WRITTEN EXERCISE: Output the material exactly, but drop every image it holds.

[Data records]
--- BEGIN ---

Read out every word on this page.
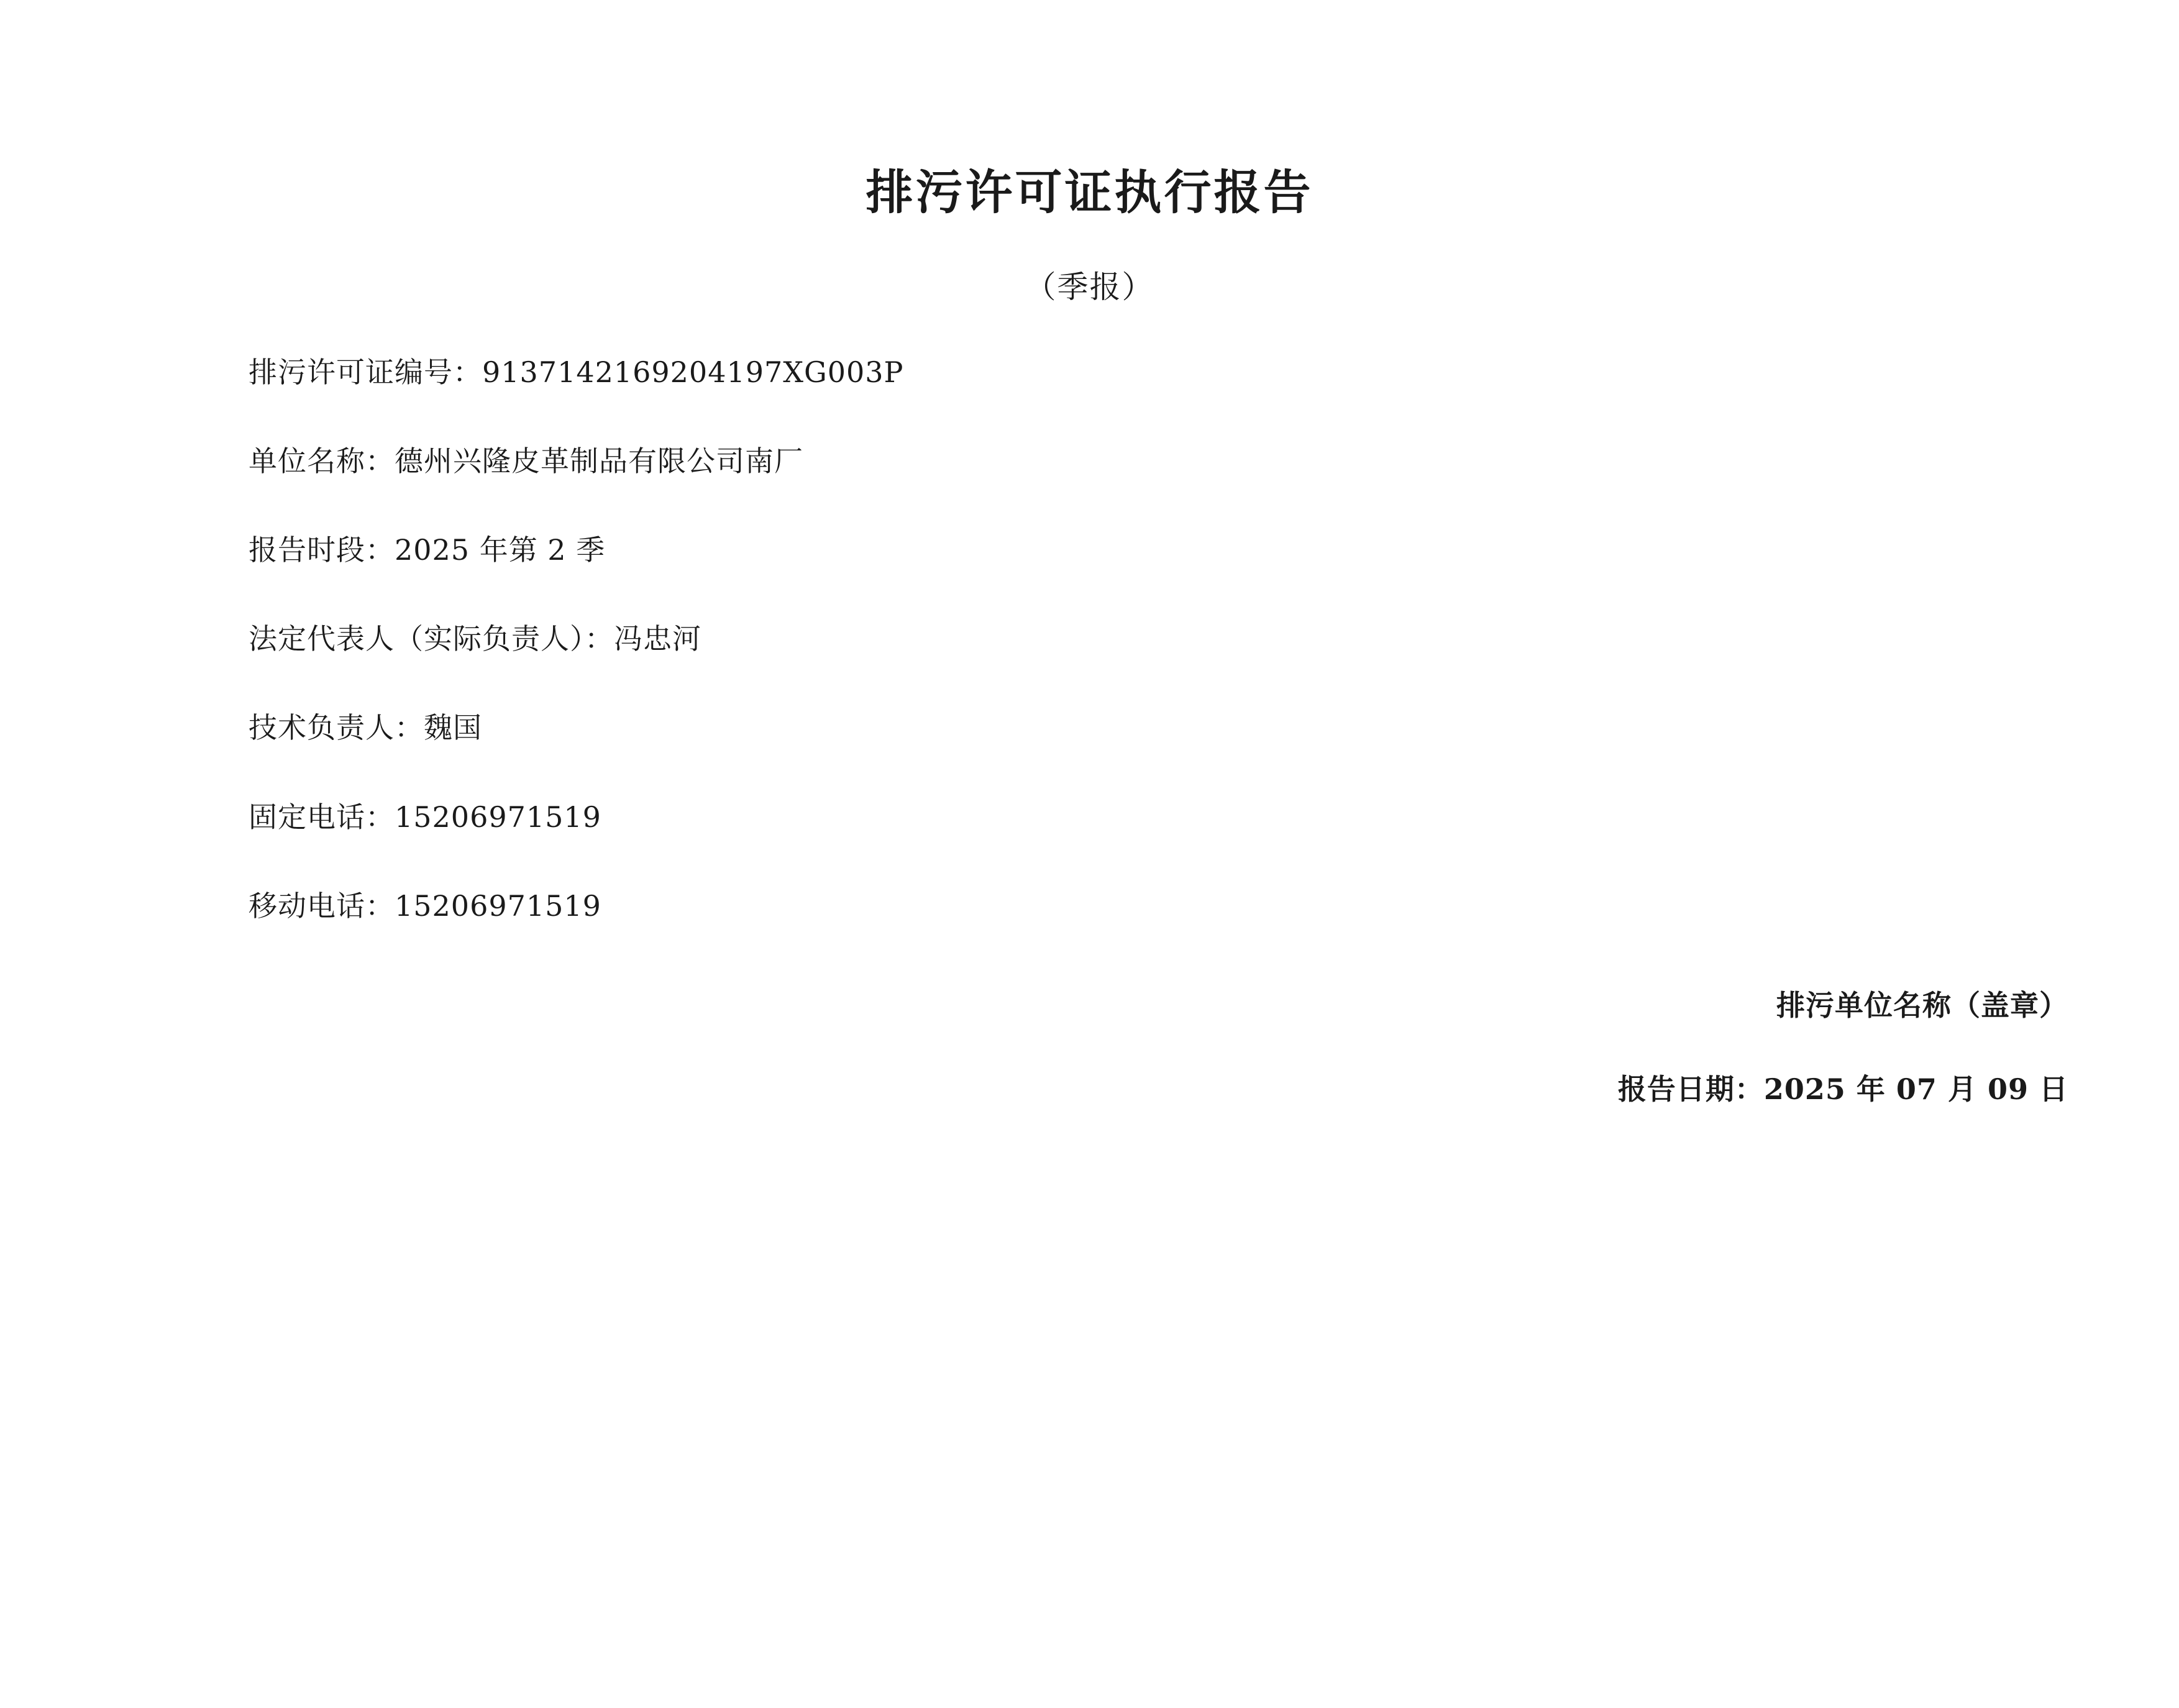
排污许可证执行报告
（季报）
排污许可证编号：9137142169204197XG003P
单位名称：德州兴隆皮革制品有限公司南厂
报告时段：2025 年第 2 季
法定代表人（实际负责人）：冯忠河
技术负责人：魏国
固定电话：15206971519
移动电话：15206971519
排污单位名称（盖章）
报告日期：2025 年 07 月 09 日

--- END ---

FINAL RESULT:
Read out every word on this page.
排污许可证执行报告
（季报）
排污许可证编号：9137142169204197XG003P
单位名称：德州兴隆皮革制品有限公司南厂
报告时段：2025 年第 2 季
法定代表人（实际负责人）：冯忠河
技术负责人：魏国
固定电话：15206971519
移动电话：15206971519
排污单位名称（盖章）
报告日期：2025 年 07 月 09 日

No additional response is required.